**Written request**
Identify the lines containing the word "color". Copy each one.

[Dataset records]
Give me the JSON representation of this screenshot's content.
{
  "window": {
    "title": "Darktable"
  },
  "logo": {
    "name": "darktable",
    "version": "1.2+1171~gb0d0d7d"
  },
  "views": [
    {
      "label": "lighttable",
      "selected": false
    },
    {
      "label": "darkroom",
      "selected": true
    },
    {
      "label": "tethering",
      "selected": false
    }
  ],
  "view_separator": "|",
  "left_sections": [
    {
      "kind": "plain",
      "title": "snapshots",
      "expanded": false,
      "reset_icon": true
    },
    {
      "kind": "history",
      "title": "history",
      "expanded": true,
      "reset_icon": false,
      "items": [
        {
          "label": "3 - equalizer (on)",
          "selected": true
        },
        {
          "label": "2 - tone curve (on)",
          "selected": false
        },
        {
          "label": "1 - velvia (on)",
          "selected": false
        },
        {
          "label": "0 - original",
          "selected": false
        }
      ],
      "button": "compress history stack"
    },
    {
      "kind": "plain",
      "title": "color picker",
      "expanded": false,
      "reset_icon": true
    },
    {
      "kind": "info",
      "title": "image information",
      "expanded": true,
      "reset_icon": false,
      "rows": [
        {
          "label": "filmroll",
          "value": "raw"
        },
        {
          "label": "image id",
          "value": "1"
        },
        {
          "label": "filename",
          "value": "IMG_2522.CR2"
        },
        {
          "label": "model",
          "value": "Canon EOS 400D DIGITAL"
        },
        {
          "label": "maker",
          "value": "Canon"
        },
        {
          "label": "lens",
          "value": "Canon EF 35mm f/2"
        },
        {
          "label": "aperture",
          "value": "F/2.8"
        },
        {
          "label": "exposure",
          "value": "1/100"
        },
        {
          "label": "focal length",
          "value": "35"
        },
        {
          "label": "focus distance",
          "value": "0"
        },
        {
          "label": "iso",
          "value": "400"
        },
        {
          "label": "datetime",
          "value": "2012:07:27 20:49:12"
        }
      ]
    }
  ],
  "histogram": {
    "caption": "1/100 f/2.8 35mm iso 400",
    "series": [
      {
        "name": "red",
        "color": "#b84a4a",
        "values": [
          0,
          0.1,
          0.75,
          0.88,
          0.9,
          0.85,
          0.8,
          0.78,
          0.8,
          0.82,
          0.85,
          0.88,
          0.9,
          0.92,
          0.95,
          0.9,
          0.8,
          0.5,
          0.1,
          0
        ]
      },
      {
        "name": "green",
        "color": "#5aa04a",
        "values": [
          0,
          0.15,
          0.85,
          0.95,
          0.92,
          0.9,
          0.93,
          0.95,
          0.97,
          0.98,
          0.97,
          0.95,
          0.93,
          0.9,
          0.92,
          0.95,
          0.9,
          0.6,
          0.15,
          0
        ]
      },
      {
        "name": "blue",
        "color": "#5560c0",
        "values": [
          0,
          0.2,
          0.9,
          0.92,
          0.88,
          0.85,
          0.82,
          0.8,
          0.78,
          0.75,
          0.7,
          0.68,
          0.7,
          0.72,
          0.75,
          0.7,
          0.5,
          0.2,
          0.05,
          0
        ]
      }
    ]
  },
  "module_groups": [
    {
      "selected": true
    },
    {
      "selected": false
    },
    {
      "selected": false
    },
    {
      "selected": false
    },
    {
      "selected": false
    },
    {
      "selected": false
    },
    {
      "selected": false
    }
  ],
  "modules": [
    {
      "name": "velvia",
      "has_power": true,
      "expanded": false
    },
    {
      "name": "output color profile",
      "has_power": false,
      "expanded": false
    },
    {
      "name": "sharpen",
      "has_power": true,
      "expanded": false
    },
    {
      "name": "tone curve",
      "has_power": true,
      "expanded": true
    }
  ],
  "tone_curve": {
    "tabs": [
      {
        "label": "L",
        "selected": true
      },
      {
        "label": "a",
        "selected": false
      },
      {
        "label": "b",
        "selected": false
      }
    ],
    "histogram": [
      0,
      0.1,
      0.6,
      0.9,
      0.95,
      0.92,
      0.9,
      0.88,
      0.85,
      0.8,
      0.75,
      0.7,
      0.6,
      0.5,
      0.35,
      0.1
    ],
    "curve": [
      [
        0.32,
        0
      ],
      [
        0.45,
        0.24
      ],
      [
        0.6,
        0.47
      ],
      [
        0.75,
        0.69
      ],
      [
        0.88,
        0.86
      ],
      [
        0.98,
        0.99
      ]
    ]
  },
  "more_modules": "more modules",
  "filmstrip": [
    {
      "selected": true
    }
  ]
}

**The completed task**
      "title": "color picker",
        "color": "#b84a4a",
        "color": "#5aa04a",
        "color": "#5560c0",
      "name": "output color profile",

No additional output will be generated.